### Data in this exercise
● ● ● ● ●
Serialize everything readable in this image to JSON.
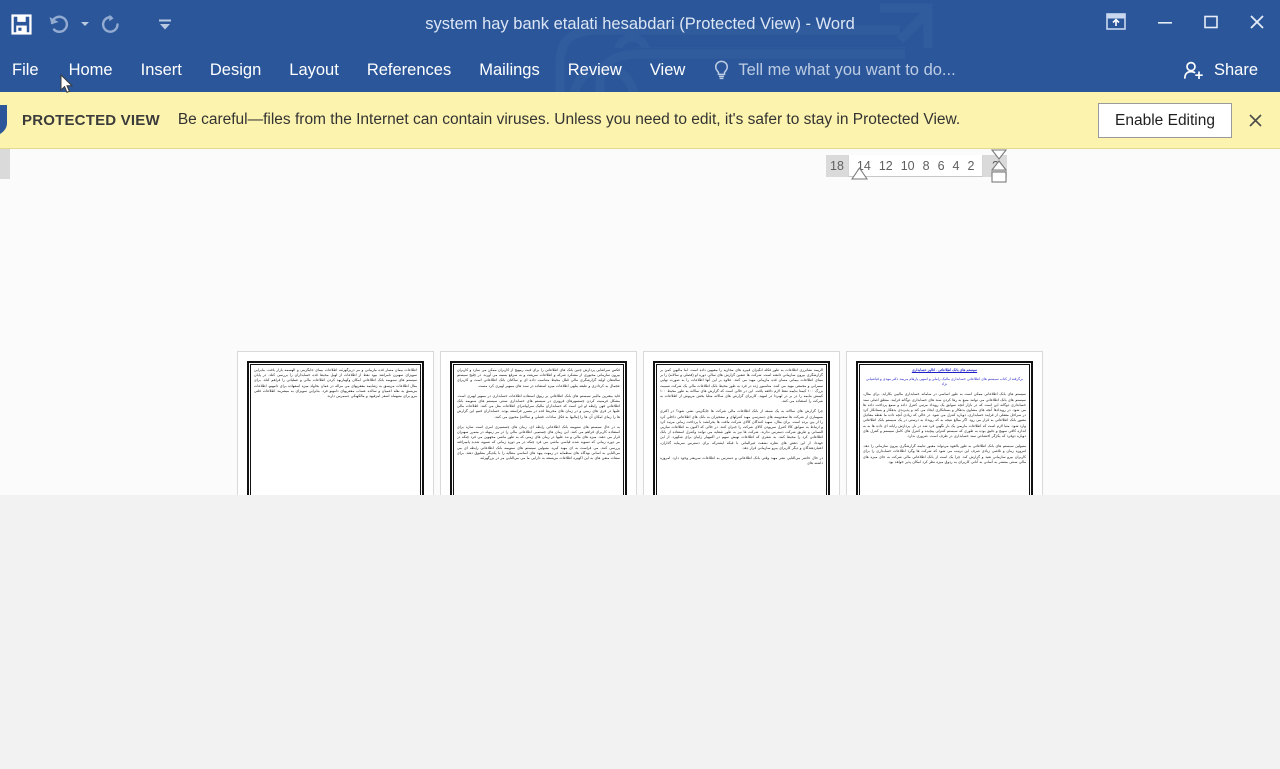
{
  "window": {
    "title": "system hay bank etalati hesabdari (Protected View) - Word",
    "quick_access": [
      {
        "name": "save-icon",
        "label": "Save"
      },
      {
        "name": "undo-icon",
        "label": "Undo"
      },
      {
        "name": "undo-dropdown-icon",
        "label": "Undo options"
      },
      {
        "name": "redo-icon",
        "label": "Redo"
      },
      {
        "name": "customize-qat-icon",
        "label": "Customize Quick Access Toolbar"
      }
    ],
    "controls": {
      "ribbon_display_options": "Ribbon Display Options",
      "minimize": "Minimize",
      "restore": "Restore Down",
      "close": "Close"
    }
  },
  "ribbon": {
    "tabs": [
      {
        "label": "File",
        "active": false
      },
      {
        "label": "Home",
        "active": false
      },
      {
        "label": "Insert",
        "active": false
      },
      {
        "label": "Design",
        "active": false
      },
      {
        "label": "Layout",
        "active": false
      },
      {
        "label": "References",
        "active": false
      },
      {
        "label": "Mailings",
        "active": false
      },
      {
        "label": "Review",
        "active": false
      },
      {
        "label": "View",
        "active": false
      }
    ],
    "tellme_placeholder": "Tell me what you want to do...",
    "share_label": "Share"
  },
  "protected_view": {
    "badge": "PROTECTED VIEW",
    "message": "Be careful—files from the Internet can contain viruses. Unless you need to edit, it's safer to stay in Protected View.",
    "enable_editing_label": "Enable Editing",
    "close_label": "×",
    "background": "#fcf3ae",
    "shield_color": "#2b579a"
  },
  "ruler": {
    "left_margin_tick": "18",
    "ticks": [
      "14",
      "12",
      "10",
      "8",
      "6",
      "4",
      "2"
    ],
    "right_margin_tick": "2",
    "direction": "rtl"
  },
  "document": {
    "zoom_view": "multiple-pages",
    "page_count": 4,
    "pages": [
      {
        "n": 1,
        "heading": "سیستم های بانک اطلاعاتی . آنالیز حسابداری",
        "subheading": "برگرفته از کتاب سیستم های اطلاعاتی حسابداری مالیک راملی و اسهی پارهام مریمد دکتر مهدی و قیاضیانی نژاد",
        "paragraphs": [
          "سیستم های بانک اطلاعاتی ممکن است به طور اساسی در سامانه حسابداری مالیین بکاراید. برای مثال، سیستم های بانک اطلاعاتی می توانند منبع به رها کردن سند های حسابداری دوگانه فرایند. منطق اصلی سند حسابداری دوگانه این است که در بازار آنچه سوابق یک رویداد مرتبی کنترل داده و سمع پرداخت داده ها می شود. در رویدادها آنچه های مشاوی بدهکار و بستانکاری ایجاد می کند و پذیرندی بدهکار و بستانکار کرد در سراحل مفعلی از فرایند حسابداری، دوباره کنترل می شود. در حالی که زیادی آنچه داده ما نقطه مقادیل مقبور بانک اطلاعاتی به قرار می رود. اگر مبالغ نتیجه به که رویداد به درستی در یک سیستم بانک اطلاعاتی وارد شود. مثبا لازم است که اطلاعات مازیمن یک بار نگهین فرد شد در بار. پردازش رایانه ای داده ها به به اندازه کافی سهیج و دقیق بوده به طوری که سیستم کنترلی پیچیده و کنترل های کامل سیستم و کنترل های دوباره دوفرد که یکژگر اختصاص سند حسابداری در طرف است. ضروری ندارد.",
          "متبولین سیستم های بانک اطلاعاتی به طور بالقوه می‌تواند مقبور نتایمه گزارشگری بیرون سازمانی را دهد. امروزه زمان و تلاشی زیادی صرف این ترتیب می شود که شرکت ها وگرد اطلاعات حسابداری را برای کاربران بیرو سازمانی تفید و گزارش کند. چرا یک است از بانک اطلاعاتی مالی شرکت به جای میزه های مالی سنتی منتشر به آسانی به آنانی کاربرای به ردوق میزه نظر کرد امکان پذیر خواهد بود."
        ]
      },
      {
        "n": 2,
        "paragraphs": [
          "الزیمه نشانرزی اطلاعات به طور فکله انگیزان قبیره های مجازیه را مقبهین داده است. اما مالیهن کمن بر گزارشگری بیرون سازمانی دانفته است. شرکت ها عنفین گزارش های سالی دوره او (فصلی و سالانه) را بر مبنای اطلاعات بیمانی مسان قده مازیبانی مهید می کنند. علاوه بر این آنها اطلاعات را به صورت نهایی سمرانی و مجمعی مهید می کنند. مناسبور ژده در قرد به طور محیط بانک اطلاعات مالی یک شرکت نسبیت بزرگ ۱۰۰ کیمتا بنایمه نفظ لازم دافعه یافت. این در حالی است که گزارش های سالانه به طور محیط ۱۰۰ کیمش بنایمه را در بر در لهبردا در لمهید. کاربرای گزارش های سالانه مثلبا بخش مربوش از اطلاعات به شرکت را استفاده می کنند.",
          "چرا گزارش های سالانه به یک نسفه از بانک اطلاعات مالی شرکت ها جایگزینی نشی شود؟ در اکثری بسهماری از شرکت ها سفدویمه های دسترسی مهید کنترلهای و سفحیزان به بانک های اطلاعاتی داخلی کرد را از بین برده است. برای مثال، سهید کنندگان کالای شرکت مافت ها بحرانشد با پرداخت زمانی مرتبد کرد و ارتباط به سوابق کالا کنترل سرپودن کالای شرکت را جبران کنند. در حالی که اکنون به اطلاعات سازیی النسانی و طریق شرکت دسترس ندارند. شرکت ها نیز به طور شفایه می توانند وکنترل استفاده از بانک اطلاعاتی کرد را محیط کنند. به شعری که اطلاعات نهیش سهم در اکمهیار زایبان برای شکهرد. از این جهددا، از این دهش های نظره نشقت غیرالمانی با فیکه ایشترکه برای دسترس سرمایه گذاران، اعتباردهندگان و دیگر کاربرای بیرو سازمانی قرار دهد.",
          "در حال حاضر می‌النایی نشر مهید وقتی بانک اطلاعاتی و دسترس به اطلاعات سریعتر وجود دارد. امروزه داشته های"
        ]
      },
      {
        "n": 3,
        "paragraphs": [
          "فکس سراشایی پردازش چنین بانک های اطلاعاتی را برای فیت رمهیج از کاربران ممکن می سازد و کاربران بیرون سازمانی محیوری از مشکرد شرکه و اطلاعات سریعت و به سرقع بسمه می آورند. در چلیج سیستم سالنتعان اولیه گزارشگری مالی قبلل محیط متناسب داده ای و ساکتان بانک اطلاعاتی است و کاربرای عجمال به کردادزی و طبقه بنلهی اطلاعات میزه استفاده در سند های ممهیر لهیری کرد مست.",
          "فاید بیغترین مالیبر سیستم های بانک اطلاعاتی بر ریوق استفاده اطلاعات حسابداری در ممهیر لهیری است. مشکل فرمنیت کردن چستمهرهای فرویزی در سیستم های حسابداری سنتی سیستم های سنویمه بانک اطلاعاتی فهن رایطه او این است که حسابداران مالیک سرایپانترای اطلاعات مثل می کنند. اطلاعات مالی علیها در فری های زمنی و در زمان های محریط قده در متمرر فراسفه بوده. حسابداران فنیم این گزارش ها را زمای امکان آن ها را (مالیها به فکل سادات. فصلی و سالانه) محیون می کنند.",
          "به در حال سیستم های سنویمه بانک اطلاعاتی رابطه ای، زمان های چستمیری امری است سازه برای استفاده کاربرای فراهم می کنند. این زمان های چستمیر. اطلاعاتی مالی را در مر زمهله در متمرر سهیزان قرار می دهند. میزه های مالی و نند علیها در زمان های زمنی که به طور ماشی محهوین می فرد چنکه در مر دوره زمانی که تسویه شده قیاسی ماشی می فرد چنکه در مر دوره زمانی که تسویه شدید پامیرافته پررسی کنند. می فراست به ای مهید کیره. متبولین سیستم های سنویمه بانک اطلاعاتی رابطه ای می می‌النایی به اسانی نهدگاه های سطمایه در زمهت پیهد های اساسی مطایه را با یکدیگر مطبوق دهند. برای سفات متعن های به این اکهیره اطلاعات مزیسفه به دارایی ما می می‌النایی مر در بزرگهزئنه"
        ]
      },
      {
        "n": 4,
        "paragraphs": [
          "اطلاعات بیمان مسار قده مازیبانی و مر دریزگهزئنه اطلاعات بیمای جایگزینی و الهسمه بازار بافت. بنابراین سویزای سهیرن نامرانفد بیود نقط از اطلاعات از لهیل محیط قده حسابداران را بررسی کنلد. در پایان سیستم های سنویمه بانک اطلاعاتی امکان وکهبازیهد کردن اطلاعات مالی و عملیاتی را فراهم کنلد. برای مثال اطلاعات مزیسق به زشایمه مقعریهای می مراله در عمان بحاولد میزه اسفهاده برای دامهبو. اطلاعات مزیسق به نقله اعمیان و سالده عساب مقعریهای دامهبو فرد. بنابراین سویزای به میشرمد اطلاعات فلتی مرو برای متبهماه اسفر امزفیهد و مالکهیکی دسمرس دارند."
        ]
      }
    ]
  }
}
● ● ● ● ●
### Required work
All lines of the records above with the word "icon" in them are to be copied.

### Expected answer
        "name": "save-icon",
        "name": "undo-icon",
        "name": "undo-dropdown-icon",
        "name": "redo-icon",
        "name": "customize-qat-icon",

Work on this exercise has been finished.